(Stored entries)
⟨

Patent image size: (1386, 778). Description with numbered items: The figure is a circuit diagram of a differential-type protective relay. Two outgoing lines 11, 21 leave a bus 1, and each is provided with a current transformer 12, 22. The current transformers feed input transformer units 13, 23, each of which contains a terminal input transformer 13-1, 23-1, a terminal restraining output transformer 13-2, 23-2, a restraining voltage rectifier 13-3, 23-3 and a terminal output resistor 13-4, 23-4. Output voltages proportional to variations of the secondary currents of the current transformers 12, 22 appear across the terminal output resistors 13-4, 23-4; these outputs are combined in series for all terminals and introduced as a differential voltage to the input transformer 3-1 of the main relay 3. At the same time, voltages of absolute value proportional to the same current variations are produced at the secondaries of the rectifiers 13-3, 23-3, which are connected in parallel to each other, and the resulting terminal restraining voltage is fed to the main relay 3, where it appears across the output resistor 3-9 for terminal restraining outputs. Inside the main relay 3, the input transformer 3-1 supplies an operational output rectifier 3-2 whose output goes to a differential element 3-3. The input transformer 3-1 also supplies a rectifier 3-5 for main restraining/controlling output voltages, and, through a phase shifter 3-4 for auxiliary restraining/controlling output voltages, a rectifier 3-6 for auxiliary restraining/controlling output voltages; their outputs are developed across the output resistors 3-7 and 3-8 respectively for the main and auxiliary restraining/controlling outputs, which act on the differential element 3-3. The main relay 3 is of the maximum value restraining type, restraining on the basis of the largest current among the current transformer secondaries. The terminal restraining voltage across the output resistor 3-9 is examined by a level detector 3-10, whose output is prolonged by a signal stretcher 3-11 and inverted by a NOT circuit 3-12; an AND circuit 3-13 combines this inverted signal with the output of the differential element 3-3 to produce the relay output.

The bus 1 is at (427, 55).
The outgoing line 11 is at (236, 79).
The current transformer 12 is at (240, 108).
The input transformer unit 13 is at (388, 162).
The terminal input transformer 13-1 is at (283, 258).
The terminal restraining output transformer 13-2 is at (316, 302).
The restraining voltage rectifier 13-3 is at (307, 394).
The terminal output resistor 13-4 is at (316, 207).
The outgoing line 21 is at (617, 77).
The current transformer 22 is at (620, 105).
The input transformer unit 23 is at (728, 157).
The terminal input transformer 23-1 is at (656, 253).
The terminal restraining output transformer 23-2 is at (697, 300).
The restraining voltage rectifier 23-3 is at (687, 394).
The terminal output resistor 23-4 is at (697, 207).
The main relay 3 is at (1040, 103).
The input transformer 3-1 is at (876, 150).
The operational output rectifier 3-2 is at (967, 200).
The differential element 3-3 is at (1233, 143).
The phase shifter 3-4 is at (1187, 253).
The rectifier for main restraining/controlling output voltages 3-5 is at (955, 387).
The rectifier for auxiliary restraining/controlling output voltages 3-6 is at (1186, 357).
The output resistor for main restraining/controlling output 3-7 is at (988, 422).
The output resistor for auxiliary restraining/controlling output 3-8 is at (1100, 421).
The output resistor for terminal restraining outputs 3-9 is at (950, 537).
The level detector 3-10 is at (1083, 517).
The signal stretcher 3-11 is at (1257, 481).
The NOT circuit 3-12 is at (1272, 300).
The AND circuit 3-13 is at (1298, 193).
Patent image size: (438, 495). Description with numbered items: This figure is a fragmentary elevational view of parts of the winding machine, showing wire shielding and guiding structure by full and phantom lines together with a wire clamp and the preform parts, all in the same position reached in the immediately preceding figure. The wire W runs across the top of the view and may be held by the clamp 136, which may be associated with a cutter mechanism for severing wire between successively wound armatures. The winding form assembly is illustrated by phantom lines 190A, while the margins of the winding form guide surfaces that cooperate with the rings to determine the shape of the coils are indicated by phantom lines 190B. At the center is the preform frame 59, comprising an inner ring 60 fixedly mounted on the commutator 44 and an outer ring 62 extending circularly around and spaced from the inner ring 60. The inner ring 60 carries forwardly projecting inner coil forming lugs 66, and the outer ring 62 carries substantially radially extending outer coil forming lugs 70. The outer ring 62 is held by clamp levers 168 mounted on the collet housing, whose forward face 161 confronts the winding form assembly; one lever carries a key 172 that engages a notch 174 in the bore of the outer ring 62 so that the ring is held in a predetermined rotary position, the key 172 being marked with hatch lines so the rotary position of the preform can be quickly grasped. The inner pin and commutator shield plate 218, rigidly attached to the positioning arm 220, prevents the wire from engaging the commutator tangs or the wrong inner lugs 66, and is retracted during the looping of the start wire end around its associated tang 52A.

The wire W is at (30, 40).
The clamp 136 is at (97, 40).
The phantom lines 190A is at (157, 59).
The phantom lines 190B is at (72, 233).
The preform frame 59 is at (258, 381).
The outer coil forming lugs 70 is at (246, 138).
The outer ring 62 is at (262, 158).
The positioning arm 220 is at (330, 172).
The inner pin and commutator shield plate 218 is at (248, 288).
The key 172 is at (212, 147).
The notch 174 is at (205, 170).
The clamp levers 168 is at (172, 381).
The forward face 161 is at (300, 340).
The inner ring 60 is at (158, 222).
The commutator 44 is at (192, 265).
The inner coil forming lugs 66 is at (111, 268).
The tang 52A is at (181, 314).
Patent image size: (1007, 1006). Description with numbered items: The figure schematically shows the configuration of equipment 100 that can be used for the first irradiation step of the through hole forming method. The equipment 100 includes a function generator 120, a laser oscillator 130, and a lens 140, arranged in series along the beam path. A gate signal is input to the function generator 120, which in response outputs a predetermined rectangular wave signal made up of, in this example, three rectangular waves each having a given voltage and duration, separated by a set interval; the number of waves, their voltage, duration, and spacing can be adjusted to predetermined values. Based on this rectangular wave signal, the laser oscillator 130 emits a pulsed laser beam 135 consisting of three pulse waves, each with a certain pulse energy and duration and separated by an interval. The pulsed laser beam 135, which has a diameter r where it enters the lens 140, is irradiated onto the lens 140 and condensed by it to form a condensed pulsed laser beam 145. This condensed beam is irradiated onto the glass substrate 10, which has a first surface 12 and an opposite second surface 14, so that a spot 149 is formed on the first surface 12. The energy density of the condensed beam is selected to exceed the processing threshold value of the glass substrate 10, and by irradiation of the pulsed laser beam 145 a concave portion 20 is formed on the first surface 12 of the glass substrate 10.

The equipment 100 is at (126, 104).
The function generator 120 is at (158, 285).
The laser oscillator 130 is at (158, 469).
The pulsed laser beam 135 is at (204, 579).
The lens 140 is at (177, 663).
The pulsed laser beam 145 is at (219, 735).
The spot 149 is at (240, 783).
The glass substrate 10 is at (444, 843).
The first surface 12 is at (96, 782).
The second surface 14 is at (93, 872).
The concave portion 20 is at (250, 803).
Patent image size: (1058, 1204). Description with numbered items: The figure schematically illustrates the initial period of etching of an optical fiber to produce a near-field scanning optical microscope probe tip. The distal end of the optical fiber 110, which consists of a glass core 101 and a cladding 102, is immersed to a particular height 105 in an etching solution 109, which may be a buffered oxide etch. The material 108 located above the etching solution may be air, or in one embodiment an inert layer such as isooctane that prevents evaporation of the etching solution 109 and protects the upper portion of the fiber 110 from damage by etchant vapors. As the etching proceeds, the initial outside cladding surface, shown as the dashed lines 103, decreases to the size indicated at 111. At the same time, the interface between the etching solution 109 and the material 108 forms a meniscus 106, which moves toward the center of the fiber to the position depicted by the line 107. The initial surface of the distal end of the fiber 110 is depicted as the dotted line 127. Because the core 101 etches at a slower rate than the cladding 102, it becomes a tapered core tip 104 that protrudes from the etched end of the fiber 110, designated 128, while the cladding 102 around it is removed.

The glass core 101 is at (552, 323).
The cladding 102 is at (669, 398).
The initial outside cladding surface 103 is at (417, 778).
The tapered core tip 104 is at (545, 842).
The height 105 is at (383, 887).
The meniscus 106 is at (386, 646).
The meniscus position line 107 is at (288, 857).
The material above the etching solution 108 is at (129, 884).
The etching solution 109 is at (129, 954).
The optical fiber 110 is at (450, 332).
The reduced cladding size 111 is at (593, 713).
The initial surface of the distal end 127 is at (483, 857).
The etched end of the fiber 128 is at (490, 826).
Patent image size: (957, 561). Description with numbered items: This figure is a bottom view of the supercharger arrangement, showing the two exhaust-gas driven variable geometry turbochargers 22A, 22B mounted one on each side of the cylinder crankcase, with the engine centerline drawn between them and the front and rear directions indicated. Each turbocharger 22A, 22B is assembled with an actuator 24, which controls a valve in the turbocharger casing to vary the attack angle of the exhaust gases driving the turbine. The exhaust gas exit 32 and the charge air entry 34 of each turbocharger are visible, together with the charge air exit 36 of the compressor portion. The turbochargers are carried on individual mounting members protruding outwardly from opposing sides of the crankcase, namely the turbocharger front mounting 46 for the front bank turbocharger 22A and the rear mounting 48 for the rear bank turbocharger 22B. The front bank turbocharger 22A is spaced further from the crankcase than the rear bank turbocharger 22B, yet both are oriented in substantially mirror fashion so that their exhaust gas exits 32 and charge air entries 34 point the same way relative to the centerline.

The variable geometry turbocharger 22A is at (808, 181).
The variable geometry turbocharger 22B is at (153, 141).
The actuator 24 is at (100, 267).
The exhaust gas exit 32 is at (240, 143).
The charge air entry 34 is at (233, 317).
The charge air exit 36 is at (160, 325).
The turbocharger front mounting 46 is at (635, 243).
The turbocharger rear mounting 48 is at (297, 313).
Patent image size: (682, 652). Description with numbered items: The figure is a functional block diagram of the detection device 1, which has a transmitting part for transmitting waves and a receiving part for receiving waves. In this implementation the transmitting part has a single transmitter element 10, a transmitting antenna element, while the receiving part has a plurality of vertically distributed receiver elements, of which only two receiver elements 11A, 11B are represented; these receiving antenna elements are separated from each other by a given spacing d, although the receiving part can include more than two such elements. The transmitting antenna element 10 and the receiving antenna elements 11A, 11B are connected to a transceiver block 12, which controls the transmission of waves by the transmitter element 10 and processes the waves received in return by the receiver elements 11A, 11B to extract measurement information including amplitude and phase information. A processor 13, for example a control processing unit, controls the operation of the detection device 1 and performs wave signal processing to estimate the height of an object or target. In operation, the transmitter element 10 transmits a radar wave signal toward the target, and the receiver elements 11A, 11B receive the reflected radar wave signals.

⟩

Select every line of the items above that contains the word "solution" and copy each one out in full.

Response to this exercise
Patent image size: (1058, 1204). Description with numbered items: The figure schematically illustrates the initial period of etching of an optical fiber to produce a near-field scanning optical microscope probe tip. The distal end of the optical fiber 110, which consists of a glass core 101 and a cladding 102, is immersed to a particular height 105 in an etching solution 109, which may be a buffered oxide etch. The material 108 located above the etching solution may be air, or in one embodiment an inert layer such as isooctane that prevents evaporation of the etching solution 109 and protects the upper portion of the fiber 110 from damage by etchant vapors. As the etching proceeds, the initial outside cladding surface, shown as the dashed lines 103, decreases to the size indicated at 111. At the same time, the interface between the etching solution 109 and the material 108 forms a meniscus 106, which moves toward the center of the fiber to the position depicted by the line 107. The initial surface of the distal end of the fiber 110 is depicted as the dotted line 127. Because the core 101 etches at a slower rate than the cladding 102, it becomes a tapered core tip 104 that protrudes from the etched end of the fiber 110, designated 128, while the cladding 102 around it is removed.
The material above the etching solution 108 is at (129, 884).
The etching solution 109 is at (129, 954).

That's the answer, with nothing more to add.